◆ **Stated exercise**
Each record below must be returned exactly as shown.

◆ **Dataset excerpts**
________________________

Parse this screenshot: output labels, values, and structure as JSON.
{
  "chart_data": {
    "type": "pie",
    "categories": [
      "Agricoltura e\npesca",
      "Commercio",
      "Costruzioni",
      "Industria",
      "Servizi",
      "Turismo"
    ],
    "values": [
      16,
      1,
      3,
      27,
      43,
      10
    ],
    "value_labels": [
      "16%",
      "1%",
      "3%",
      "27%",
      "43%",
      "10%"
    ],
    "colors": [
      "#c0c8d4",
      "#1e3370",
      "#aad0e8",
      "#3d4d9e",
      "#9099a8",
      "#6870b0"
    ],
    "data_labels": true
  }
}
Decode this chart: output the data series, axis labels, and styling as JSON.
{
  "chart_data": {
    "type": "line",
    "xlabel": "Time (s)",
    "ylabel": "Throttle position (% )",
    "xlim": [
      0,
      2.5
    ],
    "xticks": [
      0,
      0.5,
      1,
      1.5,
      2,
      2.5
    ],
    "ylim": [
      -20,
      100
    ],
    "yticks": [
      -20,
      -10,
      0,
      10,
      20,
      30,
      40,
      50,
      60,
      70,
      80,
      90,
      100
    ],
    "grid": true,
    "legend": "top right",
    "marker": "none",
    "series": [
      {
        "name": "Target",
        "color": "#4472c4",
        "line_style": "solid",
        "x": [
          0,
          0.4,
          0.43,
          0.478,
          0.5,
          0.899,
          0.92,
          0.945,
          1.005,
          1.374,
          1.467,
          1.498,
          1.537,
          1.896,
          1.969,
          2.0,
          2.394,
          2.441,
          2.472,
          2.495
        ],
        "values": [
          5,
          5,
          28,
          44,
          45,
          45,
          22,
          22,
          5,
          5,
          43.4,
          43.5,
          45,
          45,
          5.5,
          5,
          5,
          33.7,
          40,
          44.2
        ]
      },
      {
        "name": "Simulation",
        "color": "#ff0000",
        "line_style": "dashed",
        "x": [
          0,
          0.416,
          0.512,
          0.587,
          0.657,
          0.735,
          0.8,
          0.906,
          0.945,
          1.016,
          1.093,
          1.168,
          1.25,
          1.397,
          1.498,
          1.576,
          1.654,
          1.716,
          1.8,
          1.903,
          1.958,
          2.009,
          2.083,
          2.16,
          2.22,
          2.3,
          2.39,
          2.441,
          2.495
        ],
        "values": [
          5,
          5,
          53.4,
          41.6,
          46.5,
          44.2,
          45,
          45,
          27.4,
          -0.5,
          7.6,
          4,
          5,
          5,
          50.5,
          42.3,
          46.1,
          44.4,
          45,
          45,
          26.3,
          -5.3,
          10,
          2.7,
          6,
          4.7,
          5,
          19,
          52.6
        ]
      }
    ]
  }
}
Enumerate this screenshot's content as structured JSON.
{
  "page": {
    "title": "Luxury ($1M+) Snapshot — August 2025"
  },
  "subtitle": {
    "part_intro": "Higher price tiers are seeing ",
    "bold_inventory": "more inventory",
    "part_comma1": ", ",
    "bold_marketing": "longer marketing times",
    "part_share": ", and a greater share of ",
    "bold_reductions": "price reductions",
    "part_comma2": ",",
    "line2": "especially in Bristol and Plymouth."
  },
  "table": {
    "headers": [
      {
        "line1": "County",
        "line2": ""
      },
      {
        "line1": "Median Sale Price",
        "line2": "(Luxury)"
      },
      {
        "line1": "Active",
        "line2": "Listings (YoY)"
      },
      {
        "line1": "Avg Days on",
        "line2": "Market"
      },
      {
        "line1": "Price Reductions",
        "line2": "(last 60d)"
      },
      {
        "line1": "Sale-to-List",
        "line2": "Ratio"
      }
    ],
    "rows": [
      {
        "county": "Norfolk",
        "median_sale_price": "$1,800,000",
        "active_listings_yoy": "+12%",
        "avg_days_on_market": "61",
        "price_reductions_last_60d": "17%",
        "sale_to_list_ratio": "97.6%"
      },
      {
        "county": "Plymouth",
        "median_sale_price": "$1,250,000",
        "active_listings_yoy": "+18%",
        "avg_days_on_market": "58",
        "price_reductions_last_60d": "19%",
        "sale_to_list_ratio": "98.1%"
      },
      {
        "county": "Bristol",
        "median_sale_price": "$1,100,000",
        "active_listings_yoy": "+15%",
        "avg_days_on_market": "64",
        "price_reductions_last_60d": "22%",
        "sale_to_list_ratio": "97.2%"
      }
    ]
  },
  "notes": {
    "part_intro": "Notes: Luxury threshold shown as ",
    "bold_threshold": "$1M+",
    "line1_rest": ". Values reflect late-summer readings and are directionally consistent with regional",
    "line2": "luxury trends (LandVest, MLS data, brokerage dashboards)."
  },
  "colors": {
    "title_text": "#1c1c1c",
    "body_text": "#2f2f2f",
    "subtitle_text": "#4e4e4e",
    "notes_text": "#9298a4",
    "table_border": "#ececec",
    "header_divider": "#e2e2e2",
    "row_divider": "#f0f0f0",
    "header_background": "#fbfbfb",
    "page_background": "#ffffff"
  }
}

________________________

◆ **Answer to this exercise**
Parse this screenshot: output labels, values, and structure as JSON.
{
  "chart_data": {
    "type": "pie",
    "categories": [
      "Agricoltura e\npesca",
      "Commercio",
      "Costruzioni",
      "Industria",
      "Servizi",
      "Turismo"
    ],
    "values": [
      16,
      1,
      3,
      27,
      43,
      10
    ],
    "value_labels": [
      "16%",
      "1%",
      "3%",
      "27%",
      "43%",
      "10%"
    ],
    "colors": [
      "#c0c8d4",
      "#1e3370",
      "#aad0e8",
      "#3d4d9e",
      "#9099a8",
      "#6870b0"
    ],
    "data_labels": true
  }
}
Decode this chart: output the data series, axis labels, and styling as JSON.
{
  "chart_data": {
    "type": "line",
    "xlabel": "Time (s)",
    "ylabel": "Throttle position (% )",
    "xlim": [
      0,
      2.5
    ],
    "xticks": [
      0,
      0.5,
      1,
      1.5,
      2,
      2.5
    ],
    "ylim": [
      -20,
      100
    ],
    "yticks": [
      -20,
      -10,
      0,
      10,
      20,
      30,
      40,
      50,
      60,
      70,
      80,
      90,
      100
    ],
    "grid": true,
    "legend": "top right",
    "marker": "none",
    "series": [
      {
        "name": "Target",
        "color": "#4472c4",
        "line_style": "solid",
        "x": [
          0,
          0.4,
          0.43,
          0.478,
          0.5,
          0.899,
          0.92,
          0.945,
          1.005,
          1.374,
          1.467,
          1.498,
          1.537,
          1.896,
          1.969,
          2.0,
          2.394,
          2.441,
          2.472,
          2.495
        ],
        "values": [
          5,
          5,
          28,
          44,
          45,
          45,
          22,
          22,
          5,
          5,
          43.4,
          43.5,
          45,
          45,
          5.5,
          5,
          5,
          33.7,
          40,
          44.2
        ]
      },
      {
        "name": "Simulation",
        "color": "#ff0000",
        "line_style": "dashed",
        "x": [
          0,
          0.416,
          0.512,
          0.587,
          0.657,
          0.735,
          0.8,
          0.906,
          0.945,
          1.016,
          1.093,
          1.168,
          1.25,
          1.397,
          1.498,
          1.576,
          1.654,
          1.716,
          1.8,
          1.903,
          1.958,
          2.009,
          2.083,
          2.16,
          2.22,
          2.3,
          2.39,
          2.441,
          2.495
        ],
        "values": [
          5,
          5,
          53.4,
          41.6,
          46.5,
          44.2,
          45,
          45,
          27.4,
          -0.5,
          7.6,
          4,
          5,
          5,
          50.5,
          42.3,
          46.1,
          44.4,
          45,
          45,
          26.3,
          -5.3,
          10,
          2.7,
          6,
          4.7,
          5,
          19,
          52.6
        ]
      }
    ]
  }
}
Enumerate this screenshot's content as structured JSON.
{
  "page": {
    "title": "Luxury ($1M+) Snapshot — August 2025"
  },
  "subtitle": {
    "part_intro": "Higher price tiers are seeing ",
    "bold_inventory": "more inventory",
    "part_comma1": ", ",
    "bold_marketing": "longer marketing times",
    "part_share": ", and a greater share of ",
    "bold_reductions": "price reductions",
    "part_comma2": ",",
    "line2": "especially in Bristol and Plymouth."
  },
  "table": {
    "headers": [
      {
        "line1": "County",
        "line2": ""
      },
      {
        "line1": "Median Sale Price",
        "line2": "(Luxury)"
      },
      {
        "line1": "Active",
        "line2": "Listings (YoY)"
      },
      {
        "line1": "Avg Days on",
        "line2": "Market"
      },
      {
        "line1": "Price Reductions",
        "line2": "(last 60d)"
      },
      {
        "line1": "Sale-to-List",
        "line2": "Ratio"
      }
    ],
    "rows": [
      {
        "county": "Norfolk",
        "median_sale_price": "$1,800,000",
        "active_listings_yoy": "+12%",
        "avg_days_on_market": "61",
        "price_reductions_last_60d": "17%",
        "sale_to_list_ratio": "97.6%"
      },
      {
        "county": "Plymouth",
        "median_sale_price": "$1,250,000",
        "active_listings_yoy": "+18%",
        "avg_days_on_market": "58",
        "price_reductions_last_60d": "19%",
        "sale_to_list_ratio": "98.1%"
      },
      {
        "county": "Bristol",
        "median_sale_price": "$1,100,000",
        "active_listings_yoy": "+15%",
        "avg_days_on_market": "64",
        "price_reductions_last_60d": "22%",
        "sale_to_list_ratio": "97.2%"
      }
    ]
  },
  "notes": {
    "part_intro": "Notes: Luxury threshold shown as ",
    "bold_threshold": "$1M+",
    "line1_rest": ". Values reflect late-summer readings and are directionally consistent with regional",
    "line2": "luxury trends (LandVest, MLS data, brokerage dashboards)."
  },
  "colors": {
    "title_text": "#1c1c1c",
    "body_text": "#2f2f2f",
    "subtitle_text": "#4e4e4e",
    "notes_text": "#9298a4",
    "table_border": "#ececec",
    "header_divider": "#e2e2e2",
    "row_divider": "#f0f0f0",
    "header_background": "#fbfbfb",
    "page_background": "#ffffff"
  }
}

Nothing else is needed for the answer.